• _STATED GOAL 1_:
Translate this sentence from the article about the e-commerce meeting at the Louvre into French: "No, they were not at the Louvre to appreciate the art."

• _DOCUMENT SEGMENT_:
= = = = =

To read this article in Deutsch, Francaise, Italiano, Portuguese, Espanol, copy and paste the complete URL("http://www.g21.net/mem7.html") and enter it in the box after you click through.

I don't know where you were last week. But I can tell you where United States Secretary of Commerce William Daley, Esther Dyson of the Internet Corporation for Assigned Names and Numbers, Steve Case of America Online (AOL,) and Gerald Levin of Time-Warner were spending their time. They were in Paris, France, at the Louvre, schmoozing with government officials from all over the planet.

No, they were not at the Louvre to appreciate the art.

They were there for a meeting of an organization you probably have never heard of before. It was formed in January of this year and called the Global Business Dialogue on Electronic Commerce (GBDe.)

I'll explain to you, Netizen, why you were not invited to this gathering...

You were not invited because you are *not* part of what Secretary of Commerce Daley calls t he "Chamber of Global E-Commerce." You are probably too small. Unless you are the CEO of Time-Warner, or AOL, or Germany's Bertelsmann AG --- well, I guess you don't matter much.

= = = = =

• _EXERCISE INPUT_:
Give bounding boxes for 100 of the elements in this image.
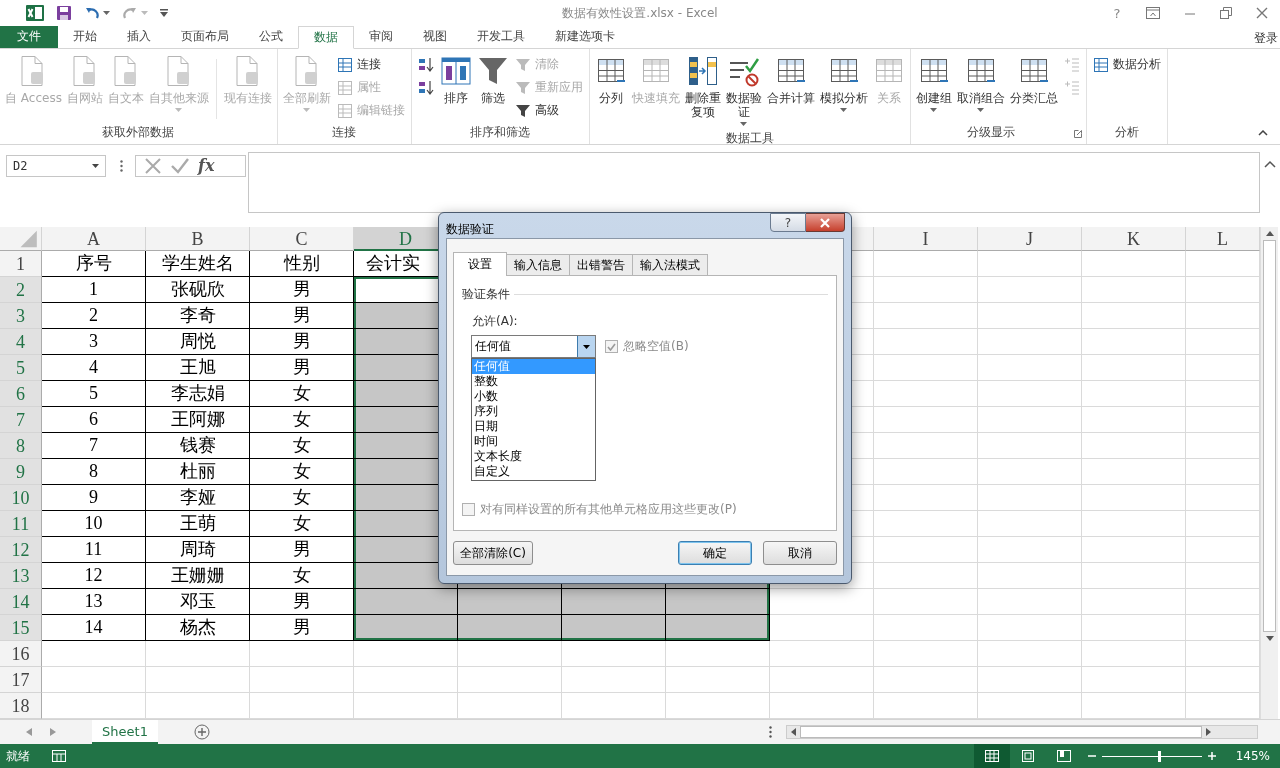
row-header[interactable]: 10 <box>0 485 42 511</box>
grid-cell[interactable] <box>770 615 874 641</box>
column-header[interactable]: K <box>1082 227 1186 251</box>
grid-cell[interactable] <box>874 511 978 537</box>
table-cell[interactable]: 6 <box>42 407 146 433</box>
grid-cell[interactable] <box>874 407 978 433</box>
grid-cell[interactable] <box>874 615 978 641</box>
row-header[interactable]: 11 <box>0 511 42 537</box>
customize-icon[interactable] <box>160 9 168 17</box>
grid-cell[interactable] <box>874 459 978 485</box>
ribbon-display-icon[interactable] <box>1146 7 1160 19</box>
grid-cell[interactable] <box>1082 381 1186 407</box>
zoom-in-icon[interactable] <box>1207 752 1216 760</box>
grid-cell[interactable] <box>978 329 1082 355</box>
scroll-up-icon[interactable] <box>1265 231 1274 236</box>
row-header[interactable]: 12 <box>0 537 42 563</box>
table-cell[interactable]: 杨杰 <box>146 615 250 641</box>
row-header[interactable]: 1 <box>0 251 42 277</box>
ribbon-tab[interactable]: 插入 <box>112 26 166 48</box>
table-cell[interactable]: 7 <box>42 433 146 459</box>
grid-cell[interactable] <box>874 355 978 381</box>
grid-cell[interactable] <box>146 641 250 667</box>
cancel-icon[interactable] <box>144 156 162 175</box>
grid-cell[interactable] <box>874 667 978 693</box>
grid-cell[interactable] <box>770 667 874 693</box>
next-sheet-icon[interactable] <box>50 728 56 736</box>
selected-cell[interactable] <box>666 615 770 641</box>
ribbon-button[interactable]: 合并计算 <box>764 52 817 107</box>
expand-icon[interactable] <box>1264 159 1276 168</box>
table-cell[interactable]: 王姗姗 <box>146 563 250 589</box>
grid-cell[interactable] <box>1082 667 1186 693</box>
grid-cell[interactable] <box>978 407 1082 433</box>
dropdown-option[interactable]: 小数 <box>472 389 595 404</box>
grid-cell[interactable] <box>874 251 978 277</box>
grid-cell[interactable] <box>978 589 1082 615</box>
formula-input[interactable] <box>248 151 1260 213</box>
grid-cell[interactable] <box>1082 537 1186 563</box>
column-header[interactable]: C <box>250 227 354 251</box>
dropdown-field[interactable]: 任何值 <box>471 335 596 358</box>
dialog-launcher-icon[interactable] <box>1073 129 1082 138</box>
row-header[interactable]: 4 <box>0 329 42 355</box>
dropdown-option[interactable]: 时间 <box>472 434 595 449</box>
column-header[interactable]: J <box>978 227 1082 251</box>
grid-cell[interactable] <box>978 277 1082 303</box>
grid-cell[interactable] <box>666 667 770 693</box>
row-header[interactable]: 9 <box>0 459 42 485</box>
dropdown-button[interactable] <box>577 336 595 357</box>
row-header[interactable]: 18 <box>0 693 42 719</box>
selected-cell[interactable] <box>666 589 770 615</box>
table-cell[interactable]: 13 <box>42 589 146 615</box>
dropdown-option[interactable]: 文本长度 <box>472 449 595 464</box>
zoom-level[interactable]: 145% <box>1235 749 1270 763</box>
ribbon-button[interactable]: 高级 <box>514 100 583 121</box>
row-header[interactable]: 7 <box>0 407 42 433</box>
table-cell[interactable]: 序号 <box>42 251 146 277</box>
grid-cell[interactable] <box>978 251 1082 277</box>
restore-icon[interactable] <box>1220 7 1232 19</box>
selected-cell[interactable] <box>562 615 666 641</box>
ribbon-button[interactable]: 数据分析 <box>1092 54 1161 75</box>
row-header[interactable]: 5 <box>0 355 42 381</box>
ribbon-tab[interactable]: 数据 <box>298 26 354 49</box>
table-cell[interactable]: 王阿娜 <box>146 407 250 433</box>
table-cell[interactable]: 张砚欣 <box>146 277 250 303</box>
row-header[interactable]: 14 <box>0 589 42 615</box>
add-sheet-icon[interactable] <box>194 724 210 740</box>
ribbon-button[interactable]: 连接 <box>336 54 405 75</box>
table-cell[interactable]: 3 <box>42 329 146 355</box>
grid-cell[interactable] <box>874 537 978 563</box>
grid-cell[interactable] <box>42 667 146 693</box>
selected-cell[interactable] <box>354 615 458 641</box>
redo-icon[interactable] <box>122 5 138 21</box>
grid-cell[interactable] <box>978 641 1082 667</box>
grid-cell[interactable] <box>458 641 562 667</box>
scroll-thumb[interactable] <box>1263 240 1276 632</box>
table-cell[interactable]: 5 <box>42 381 146 407</box>
grid-cell[interactable] <box>1082 485 1186 511</box>
table-cell[interactable]: 李奇 <box>146 303 250 329</box>
scroll-left-icon[interactable] <box>791 728 796 736</box>
name-box[interactable]: D2 <box>6 154 106 177</box>
grid-cell[interactable] <box>978 511 1082 537</box>
zoom-out-icon[interactable] <box>1087 752 1096 760</box>
grid-cell[interactable] <box>770 589 874 615</box>
ribbon-button[interactable]: 模拟分析 <box>817 52 870 116</box>
table-cell[interactable]: 10 <box>42 511 146 537</box>
grid-cell[interactable] <box>978 667 1082 693</box>
table-cell[interactable]: 钱赛 <box>146 433 250 459</box>
dialog-button[interactable]: 全部清除(C) <box>453 541 533 565</box>
grid-cell[interactable] <box>1082 355 1186 381</box>
ribbon-tab[interactable]: 开始 <box>58 26 112 48</box>
grid-cell[interactable] <box>250 667 354 693</box>
ribbon-button[interactable]: 取消组合 <box>954 52 1007 116</box>
save-icon[interactable] <box>56 5 72 21</box>
grid-cell[interactable] <box>562 641 666 667</box>
view-button[interactable] <box>973 744 1010 768</box>
row-header[interactable]: 15 <box>0 615 42 641</box>
grid-cell[interactable] <box>1082 589 1186 615</box>
ribbon-tab[interactable]: 开发工具 <box>462 26 540 48</box>
slider-thumb[interactable] <box>1157 750 1161 762</box>
close-button[interactable] <box>806 213 845 232</box>
help-button[interactable]: ? <box>770 213 806 232</box>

= = = = =

• _STATED GOAL 2_:
Give the stretch of entries from the line containing "row-header[interactable]: 10 <box>0" through the line containing "row-header[interactable]: 4 <box>0" as a Markdown table. Use the columns Row and Line, number each row, and leave out blank lines.

• _SOLUTION 1_:
Non, ils n'étaient pas au Louvre pour apprécier l'art.

• _SOLUTION 2_:
| Row | Line |
|---|---|
| 1 | row-header[interactable]: 10 <box>0 485 42 511</box> |
| 2 | grid-cell[interactable] <box>770 615 874 641</box> |
| 3 | column-header[interactable]: K <box>1082 227 1186 251</box> |
| 4 | grid-cell[interactable] <box>874 511 978 537</box> |
| 5 | table-cell[interactable]: 6 <box>42 407 146 433</box> |
| 6 | grid-cell[interactable] <box>874 407 978 433</box> |
| 7 | grid-cell[interactable] <box>874 615 978 641</box> |
| 8 | row-header[interactable]: 11 <box>0 511 42 537</box> |
| 9 | customize-icon[interactable] <box>160 9 168 17</box> |
| 10 | grid-cell[interactable] <box>874 459 978 485</box> |
| 11 | ribbon-display-icon[interactable] <box>1146 7 1160 19</box> |
| 12 | grid-cell[interactable] <box>1082 381 1186 407</box> |
| 13 | zoom-in-icon[interactable] <box>1207 752 1216 760</box> |
| 14 | grid-cell[interactable] <box>978 329 1082 355</box> |
| 15 | scroll-up-icon[interactable] <box>1265 231 1274 236</box> |
| 16 | row-header[interactable]: 12 <box>0 537 42 563</box> |
| 17 | table-cell[interactable]: 杨杰 <box>146 615 250 641</box> |
| 18 | row-header[interactable]: 1 <box>0 251 42 277</box> |
| 19 | ribbon-tab[interactable]: 插入 <box>112 26 166 48</box> |
| 20 | table-cell[interactable]: 7 <box>42 433 146 459</box> |
| 21 | grid-cell[interactable] <box>874 355 978 381</box> |
| 22 | grid-cell[interactable] <box>146 641 250 667</box> |
| 23 | cancel-icon[interactable] <box>144 156 162 175</box> |
| 24 | grid-cell[interactable] <box>874 667 978 693</box> |
| 25 | grid-cell[interactable] <box>770 667 874 693</box> |
| 26 | next-sheet-icon[interactable] <box>50 728 56 736</box> |
| 27 | selected-cell[interactable] <box>666 615 770 641</box> |
| 28 | ribbon-button[interactable]: 合并计算 <box>764 52 817 107</box> |
| 29 | expand-icon[interactable] <box>1264 159 1276 168</box> |
| 30 | table-cell[interactable]: 王姗姗 <box>146 563 250 589</box> |
| 31 | grid-cell[interactable] <box>1082 667 1186 693</box> |
| 32 | grid-cell[interactable] <box>978 407 1082 433</box> |
| 33 | dropdown-option[interactable]: 小数 <box>472 389 595 404</box> |
| 34 | grid-cell[interactable] <box>874 251 978 277</box> |
| 35 | grid-cell[interactable] <box>978 589 1082 615</box> |
| 36 | formula-input[interactable] <box>248 151 1260 213</box> |
| 37 | grid-cell[interactable] <box>1082 537 1186 563</box> |
| 38 | column-header[interactable]: C <box>250 227 354 251</box> |
| 39 | dropdown-field[interactable]: 任何值 <box>471 335 596 358</box> |
| 40 | dialog-launcher-icon[interactable] <box>1073 129 1082 138</box> |
| 41 | row-header[interactable]: 4 <box>0 329 42 355</box> |